* Exercise data *
=======
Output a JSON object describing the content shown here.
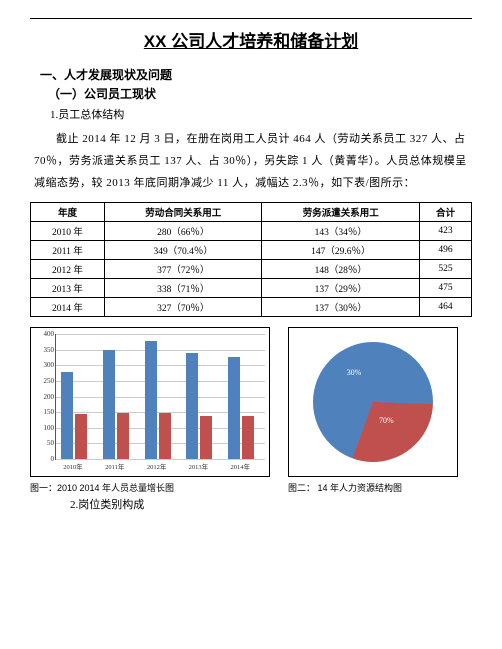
{
  "title": "XX 公司人才培养和储备计划",
  "section1": "一、人才发展现状及问题",
  "section1_1": "（一）公司员工现状",
  "section1_1_1": "1.员工总体结构",
  "para1": "截止 2014 年 12 月 3 日，在册在岗用工人员计 464 人（劳动关系员工 327 人、占 70％，劳务派遣关系员工 137 人、占 30％），另失踪 1 人（黄菁华）。人员总体规模呈减缩态势，较 2013 年底同期净减少 11 人，减幅达 2.3％，如下表/图所示：",
  "table": {
    "headers": [
      "年度",
      "劳动合同关系用工",
      "劳务派遣关系用工",
      "合计"
    ],
    "rows": [
      [
        "2010 年",
        "280（66％）",
        "143（34％）",
        "423"
      ],
      [
        "2011 年",
        "349（70.4％）",
        "147（29.6％）",
        "496"
      ],
      [
        "2012 年",
        "377（72％）",
        "148（28％）",
        "525"
      ],
      [
        "2013 年",
        "338（71％）",
        "137（29％）",
        "475"
      ],
      [
        "2014 年",
        "327（70％）",
        "137（30％）",
        "464"
      ]
    ]
  },
  "bar_chart": {
    "ymax": 400,
    "ytick_step": 50,
    "grid_color": "#cccccc",
    "categories": [
      "2010年",
      "2011年",
      "2012年",
      "2013年",
      "2014年"
    ],
    "series_a": [
      280,
      349,
      377,
      338,
      327
    ],
    "series_b": [
      143,
      147,
      148,
      137,
      137
    ],
    "color_a": "#4f81bd",
    "color_b": "#c0504d"
  },
  "pie_chart": {
    "slices": [
      {
        "label": "70%",
        "value": 70,
        "color": "#4f81bd"
      },
      {
        "label": "30%",
        "value": 30,
        "color": "#c0504d"
      }
    ]
  },
  "caption1": "图一：2010 2014 年人员总量增长图",
  "caption2": "图二：  14 年人力资源结构图",
  "section1_1_2": "2.岗位类别构成"
}
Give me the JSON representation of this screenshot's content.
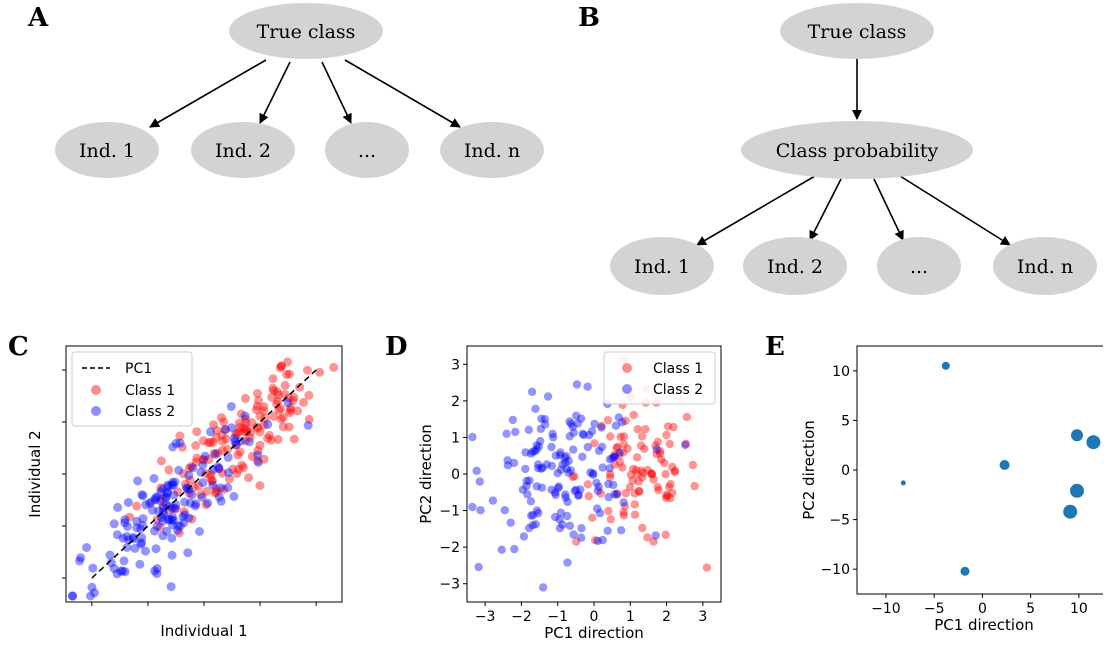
{
  "panels": {
    "A": "A",
    "B": "B",
    "C": "C",
    "D": "D",
    "E": "E"
  },
  "diagram_a": {
    "root": "True class",
    "leaves": [
      "Ind. 1",
      "Ind. 2",
      "...",
      "Ind. n"
    ]
  },
  "diagram_b": {
    "root": "True class",
    "middle": "Class probability",
    "leaves": [
      "Ind. 1",
      "Ind. 2",
      "...",
      "Ind. n"
    ]
  },
  "colors": {
    "node_fill": "#d3d3d3",
    "class1": "#ff0000",
    "class2": "#0000ff",
    "scatter_e": "#1f77b4"
  },
  "chart_data": [
    {
      "id": "C",
      "type": "scatter",
      "xlabel": "Individual 1",
      "ylabel": "Individual 2",
      "xlim": [
        -3.2,
        3.2
      ],
      "ylim": [
        -3.2,
        3.2
      ],
      "tick_labels_shown": false,
      "legend": [
        "PC1",
        "Class 1",
        "Class 2"
      ],
      "legend_placement": "top-left",
      "pc1_line": [
        [
          -2.6,
          -2.6
        ],
        [
          2.6,
          2.6
        ]
      ],
      "series": [
        {
          "name": "Class 1",
          "color": "#ff0000",
          "count": 150,
          "center": [
            0.8,
            0.8
          ]
        },
        {
          "name": "Class 2",
          "color": "#0000ff",
          "count": 150,
          "center": [
            -0.8,
            -0.8
          ]
        }
      ]
    },
    {
      "id": "D",
      "type": "scatter",
      "xlabel": "PC1 direction",
      "ylabel": "PC2 direction",
      "xlim": [
        -3.5,
        3.5
      ],
      "ylim": [
        -3.5,
        3.5
      ],
      "xticks": [
        "−3",
        "−2",
        "−1",
        "0",
        "1",
        "2",
        "3"
      ],
      "yticks": [
        "3",
        "2",
        "1",
        "0",
        "−1",
        "−2",
        "−3"
      ],
      "legend": [
        "Class 1",
        "Class 2"
      ],
      "legend_placement": "top-right",
      "series": [
        {
          "name": "Class 1",
          "color": "#ff0000",
          "count": 100,
          "center": [
            1.2,
            0
          ]
        },
        {
          "name": "Class 2",
          "color": "#0000ff",
          "count": 150,
          "center": [
            -0.8,
            0
          ]
        }
      ]
    },
    {
      "id": "E",
      "type": "scatter",
      "xlabel": "PC1 direction",
      "ylabel": "PC2 direction",
      "xlim": [
        -13,
        12.5
      ],
      "ylim": [
        -12.5,
        12.5
      ],
      "xticks": [
        "−10",
        "−5",
        "0",
        "5",
        "10"
      ],
      "yticks": [
        "10",
        "5",
        "0",
        "−5",
        "−10"
      ],
      "points": [
        {
          "x": -3.8,
          "y": 10.5,
          "s": 4
        },
        {
          "x": 9.8,
          "y": 3.5,
          "s": 6
        },
        {
          "x": 11.5,
          "y": 2.8,
          "s": 7
        },
        {
          "x": 2.3,
          "y": 0.5,
          "s": 5
        },
        {
          "x": -8.2,
          "y": -1.3,
          "s": 2.5
        },
        {
          "x": 9.8,
          "y": -2.1,
          "s": 7
        },
        {
          "x": 9.1,
          "y": -4.2,
          "s": 7
        },
        {
          "x": -1.8,
          "y": -10.2,
          "s": 4.5
        }
      ]
    }
  ]
}
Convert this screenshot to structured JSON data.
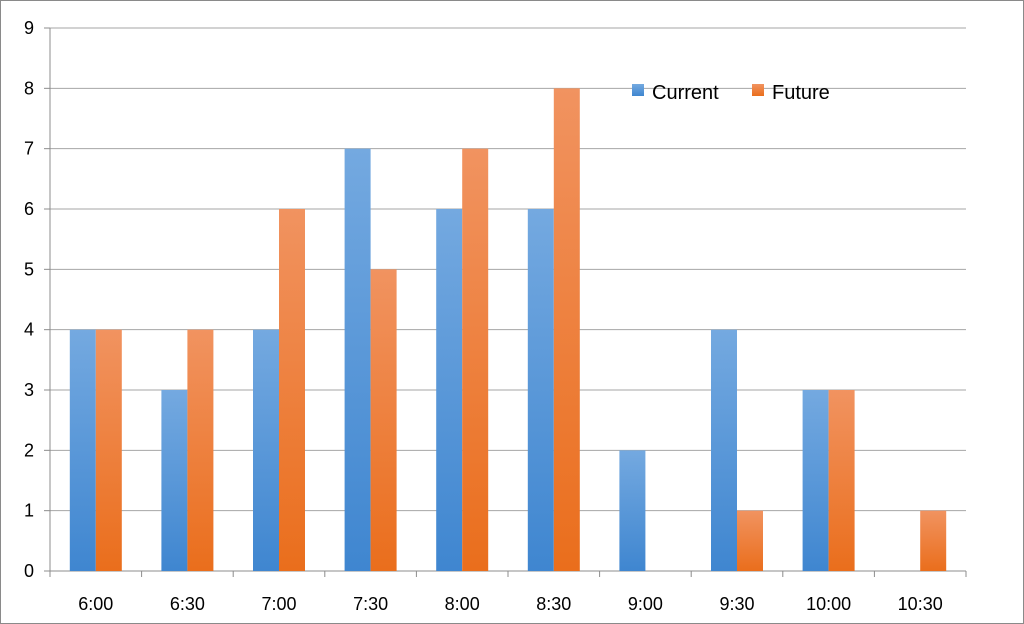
{
  "chart_data": {
    "type": "bar",
    "title": "",
    "xlabel": "",
    "ylabel": "",
    "categories": [
      "6:00",
      "6:30",
      "7:00",
      "7:30",
      "8:00",
      "8:30",
      "9:00",
      "9:30",
      "10:00",
      "10:30"
    ],
    "series": [
      {
        "name": "Current",
        "color": "#4a90d9",
        "values": [
          4,
          3,
          4,
          7,
          6,
          6,
          2,
          4,
          3,
          0
        ]
      },
      {
        "name": "Future",
        "color": "#f07a2a",
        "values": [
          4,
          4,
          6,
          5,
          7,
          8,
          0,
          1,
          3,
          1
        ]
      }
    ],
    "ylim": [
      0,
      9
    ],
    "yticks": [
      0,
      1,
      2,
      3,
      4,
      5,
      6,
      7,
      8,
      9
    ],
    "grid": true,
    "legend_position": "top-right"
  }
}
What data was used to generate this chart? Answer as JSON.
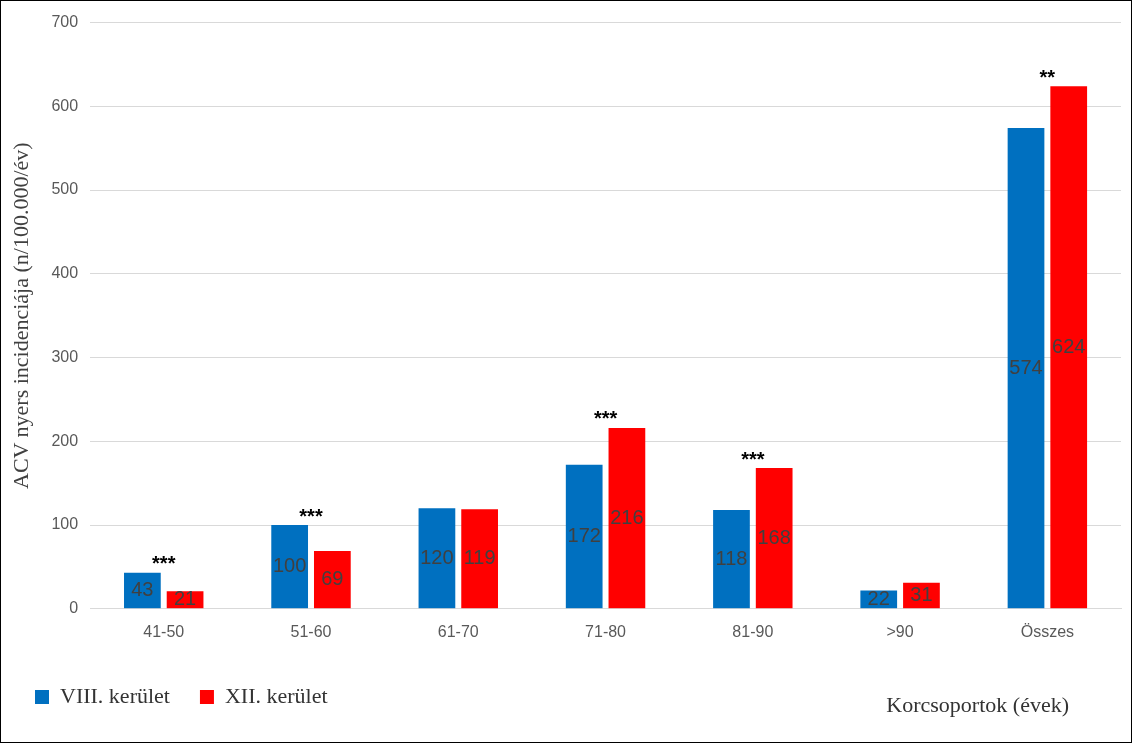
=======
Quote each record exactly as it stands, minus the pictures.

* Problem solution *
Output a JSON object describing the content shown here.
{
  "title": "XX 公司人才培养和储备计划",
  "section1": "一、人才发展现状及问题",
  "section1_1": "（一）公司员工现状",
  "section1_1_1": "1.员工总体结构",
  "para1": "截止 2014 年 12 月 3 日，在册在岗用工人员计 464 人（劳动关系员工 327 人、占 70％，劳务派遣关系员工 137 人、占 30％），另失踪 1 人（黄菁华）。人员总体规模呈减缩态势，较 2013 年底同期净减少 11 人，减幅达 2.3％，如下表/图所示：",
  "table": {
    "headers": [
      "年度",
      "劳动合同关系用工",
      "劳务派遣关系用工",
      "合计"
    ],
    "rows": [
      [
        "2010 年",
        "280（66％）",
        "143（34％）",
        "423"
      ],
      [
        "2011 年",
        "349（70.4％）",
        "147（29.6％）",
        "496"
      ],
      [
        "2012 年",
        "377（72％）",
        "148（28％）",
        "525"
      ],
      [
        "2013 年",
        "338（71％）",
        "137（29％）",
        "475"
      ],
      [
        "2014 年",
        "327（70％）",
        "137（30％）",
        "464"
      ]
    ]
  },
  "bar_chart": {
    "ymax": 400,
    "ytick_step": 50,
    "grid_color": "#cccccc",
    "categories": [
      "2010年",
      "2011年",
      "2012年",
      "2013年",
      "2014年"
    ],
    "series_a": [
      280,
      349,
      377,
      338,
      327
    ],
    "series_b": [
      143,
      147,
      148,
      137,
      137
    ],
    "color_a": "#4f81bd",
    "color_b": "#c0504d"
  },
  "pie_chart": {
    "slices": [
      {
        "label": "70%",
        "value": 70,
        "color": "#4f81bd"
      },
      {
        "label": "30%",
        "value": 30,
        "color": "#c0504d"
      }
    ]
  },
  "caption1": "图一：2010 2014 年人员总量增长图",
  "caption2": "图二：  14 年人力资源结构图",
  "section1_1_2": "2.岗位类别构成"
}
Give me the JSON representation of this screenshot's content.
{
  "panels": {
    "A": "A",
    "B": "B",
    "C": "C",
    "D": "D",
    "E": "E"
  },
  "diagram_a": {
    "root": "True class",
    "leaves": [
      "Ind. 1",
      "Ind. 2",
      "...",
      "Ind. n"
    ]
  },
  "diagram_b": {
    "root": "True class",
    "middle": "Class probability",
    "leaves": [
      "Ind. 1",
      "Ind. 2",
      "...",
      "Ind. n"
    ]
  },
  "colors": {
    "node_fill": "#d3d3d3",
    "class1": "#ff0000",
    "class2": "#0000ff",
    "scatter_e": "#1f77b4"
  },
  "chart_data": [
    {
      "id": "C",
      "type": "scatter",
      "xlabel": "Individual 1",
      "ylabel": "Individual 2",
      "xlim": [
        -3.2,
        3.2
      ],
      "ylim": [
        -3.2,
        3.2
      ],
      "tick_labels_shown": false,
      "legend": [
        "PC1",
        "Class 1",
        "Class 2"
      ],
      "legend_placement": "top-left",
      "pc1_line": [
        [
          -2.6,
          -2.6
        ],
        [
          2.6,
          2.6
        ]
      ],
      "series": [
        {
          "name": "Class 1",
          "color": "#ff0000",
          "count": 150,
          "center": [
            0.8,
            0.8
          ]
        },
        {
          "name": "Class 2",
          "color": "#0000ff",
          "count": 150,
          "center": [
            -0.8,
            -0.8
          ]
        }
      ]
    },
    {
      "id": "D",
      "type": "scatter",
      "xlabel": "PC1 direction",
      "ylabel": "PC2 direction",
      "xlim": [
        -3.5,
        3.5
      ],
      "ylim": [
        -3.5,
        3.5
      ],
      "xticks": [
        "−3",
        "−2",
        "−1",
        "0",
        "1",
        "2",
        "3"
      ],
      "yticks": [
        "3",
        "2",
        "1",
        "0",
        "−1",
        "−2",
        "−3"
      ],
      "legend": [
        "Class 1",
        "Class 2"
      ],
      "legend_placement": "top-right",
      "series": [
        {
          "name": "Class 1",
          "color": "#ff0000",
          "count": 100,
          "center": [
            1.2,
            0
          ]
        },
        {
          "name": "Class 2",
          "color": "#0000ff",
          "count": 150,
          "center": [
            -0.8,
            0
          ]
        }
      ]
    },
    {
      "id": "E",
      "type": "scatter",
      "xlabel": "PC1 direction",
      "ylabel": "PC2 direction",
      "xlim": [
        -13,
        12.5
      ],
      "ylim": [
        -12.5,
        12.5
      ],
      "xticks": [
        "−10",
        "−5",
        "0",
        "5",
        "10"
      ],
      "yticks": [
        "10",
        "5",
        "0",
        "−5",
        "−10"
      ],
      "points": [
        {
          "x": -3.8,
          "y": 10.5,
          "s": 4
        },
        {
          "x": 9.8,
          "y": 3.5,
          "s": 6
        },
        {
          "x": 11.5,
          "y": 2.8,
          "s": 7
        },
        {
          "x": 2.3,
          "y": 0.5,
          "s": 5
        },
        {
          "x": -8.2,
          "y": -1.3,
          "s": 2.5
        },
        {
          "x": 9.8,
          "y": -2.1,
          "s": 7
        },
        {
          "x": 9.1,
          "y": -4.2,
          "s": 7
        },
        {
          "x": -1.8,
          "y": -10.2,
          "s": 4.5
        }
      ]
    }
  ]
}
Convert this screenshot to structured JSON data.
{
  "chart_data": {
    "type": "bar",
    "title": "",
    "xlabel": "",
    "ylabel": "",
    "categories": [
      "6:00",
      "6:30",
      "7:00",
      "7:30",
      "8:00",
      "8:30",
      "9:00",
      "9:30",
      "10:00",
      "10:30"
    ],
    "series": [
      {
        "name": "Current",
        "color": "#4a90d9",
        "values": [
          4,
          3,
          4,
          7,
          6,
          6,
          2,
          4,
          3,
          0
        ]
      },
      {
        "name": "Future",
        "color": "#f07a2a",
        "values": [
          4,
          4,
          6,
          5,
          7,
          8,
          0,
          1,
          3,
          1
        ]
      }
    ],
    "ylim": [
      0,
      9
    ],
    "yticks": [
      0,
      1,
      2,
      3,
      4,
      5,
      6,
      7,
      8,
      9
    ],
    "grid": true,
    "legend_position": "top-right"
  }
}
What data was used to generate this chart? Answer as JSON.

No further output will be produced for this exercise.